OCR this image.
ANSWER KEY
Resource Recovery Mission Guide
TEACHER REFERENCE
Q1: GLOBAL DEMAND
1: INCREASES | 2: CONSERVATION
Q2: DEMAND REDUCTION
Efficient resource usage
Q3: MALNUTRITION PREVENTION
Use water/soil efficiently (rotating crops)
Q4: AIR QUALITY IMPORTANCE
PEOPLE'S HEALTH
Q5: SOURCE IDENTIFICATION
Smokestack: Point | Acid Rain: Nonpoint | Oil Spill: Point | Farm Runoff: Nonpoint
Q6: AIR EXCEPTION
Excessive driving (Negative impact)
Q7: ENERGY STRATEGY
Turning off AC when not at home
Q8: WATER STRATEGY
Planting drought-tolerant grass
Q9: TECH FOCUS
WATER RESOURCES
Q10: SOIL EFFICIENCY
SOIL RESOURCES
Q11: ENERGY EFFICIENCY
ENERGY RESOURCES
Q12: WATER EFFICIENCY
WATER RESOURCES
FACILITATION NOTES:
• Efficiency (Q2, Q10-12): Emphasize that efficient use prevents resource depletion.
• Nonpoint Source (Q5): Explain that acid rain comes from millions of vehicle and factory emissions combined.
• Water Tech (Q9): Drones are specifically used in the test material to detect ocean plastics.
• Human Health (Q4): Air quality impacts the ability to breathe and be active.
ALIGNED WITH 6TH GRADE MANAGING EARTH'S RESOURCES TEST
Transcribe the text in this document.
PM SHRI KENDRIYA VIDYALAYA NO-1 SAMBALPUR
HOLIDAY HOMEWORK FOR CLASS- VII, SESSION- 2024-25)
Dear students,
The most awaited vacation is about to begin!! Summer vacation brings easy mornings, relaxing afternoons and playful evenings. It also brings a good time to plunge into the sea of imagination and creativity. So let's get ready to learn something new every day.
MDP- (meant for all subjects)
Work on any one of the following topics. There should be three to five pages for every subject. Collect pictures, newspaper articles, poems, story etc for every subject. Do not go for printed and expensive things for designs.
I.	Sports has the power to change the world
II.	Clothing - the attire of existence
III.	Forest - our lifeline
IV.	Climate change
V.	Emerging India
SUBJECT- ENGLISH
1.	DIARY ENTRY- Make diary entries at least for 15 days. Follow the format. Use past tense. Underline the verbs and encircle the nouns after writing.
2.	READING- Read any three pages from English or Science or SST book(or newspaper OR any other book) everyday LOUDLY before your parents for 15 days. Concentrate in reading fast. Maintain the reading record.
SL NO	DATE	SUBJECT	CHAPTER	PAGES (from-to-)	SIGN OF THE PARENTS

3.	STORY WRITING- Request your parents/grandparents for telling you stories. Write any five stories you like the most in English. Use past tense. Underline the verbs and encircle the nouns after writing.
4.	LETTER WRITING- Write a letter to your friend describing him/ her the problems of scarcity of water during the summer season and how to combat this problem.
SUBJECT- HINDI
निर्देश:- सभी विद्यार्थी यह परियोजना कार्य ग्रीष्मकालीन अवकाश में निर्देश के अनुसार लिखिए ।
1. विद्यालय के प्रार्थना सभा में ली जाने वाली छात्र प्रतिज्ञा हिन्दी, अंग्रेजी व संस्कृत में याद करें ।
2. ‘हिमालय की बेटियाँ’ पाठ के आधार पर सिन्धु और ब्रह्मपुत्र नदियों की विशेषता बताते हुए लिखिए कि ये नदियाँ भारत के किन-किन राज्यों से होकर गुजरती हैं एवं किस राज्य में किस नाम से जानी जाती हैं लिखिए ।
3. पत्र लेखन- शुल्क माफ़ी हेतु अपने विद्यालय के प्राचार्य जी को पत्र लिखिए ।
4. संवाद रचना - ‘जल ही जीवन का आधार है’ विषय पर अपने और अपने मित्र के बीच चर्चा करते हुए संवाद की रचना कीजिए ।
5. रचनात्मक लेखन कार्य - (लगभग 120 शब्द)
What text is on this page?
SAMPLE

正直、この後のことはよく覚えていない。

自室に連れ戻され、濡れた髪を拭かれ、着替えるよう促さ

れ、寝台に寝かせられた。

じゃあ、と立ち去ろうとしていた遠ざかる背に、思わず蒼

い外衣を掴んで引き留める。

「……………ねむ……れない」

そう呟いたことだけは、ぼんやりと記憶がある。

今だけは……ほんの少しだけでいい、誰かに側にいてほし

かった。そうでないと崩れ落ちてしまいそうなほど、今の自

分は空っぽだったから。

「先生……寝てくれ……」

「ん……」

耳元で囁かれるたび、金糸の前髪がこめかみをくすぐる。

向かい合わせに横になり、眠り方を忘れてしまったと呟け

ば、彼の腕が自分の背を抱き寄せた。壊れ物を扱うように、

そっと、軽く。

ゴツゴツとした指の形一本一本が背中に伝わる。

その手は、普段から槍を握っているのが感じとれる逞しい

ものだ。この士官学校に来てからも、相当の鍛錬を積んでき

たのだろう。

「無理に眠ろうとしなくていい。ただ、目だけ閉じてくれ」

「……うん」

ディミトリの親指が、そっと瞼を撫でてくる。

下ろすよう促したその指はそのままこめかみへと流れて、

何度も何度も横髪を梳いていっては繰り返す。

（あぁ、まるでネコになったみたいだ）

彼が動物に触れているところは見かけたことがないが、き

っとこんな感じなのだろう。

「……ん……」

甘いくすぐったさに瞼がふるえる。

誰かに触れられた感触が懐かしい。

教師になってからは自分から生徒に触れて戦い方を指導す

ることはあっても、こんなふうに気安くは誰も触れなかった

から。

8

────────────────────────────────────────

▶ **Aim of the exercise**
Reply with one number only: how many lines of the listing hold "text"?

▶ **Response below**
2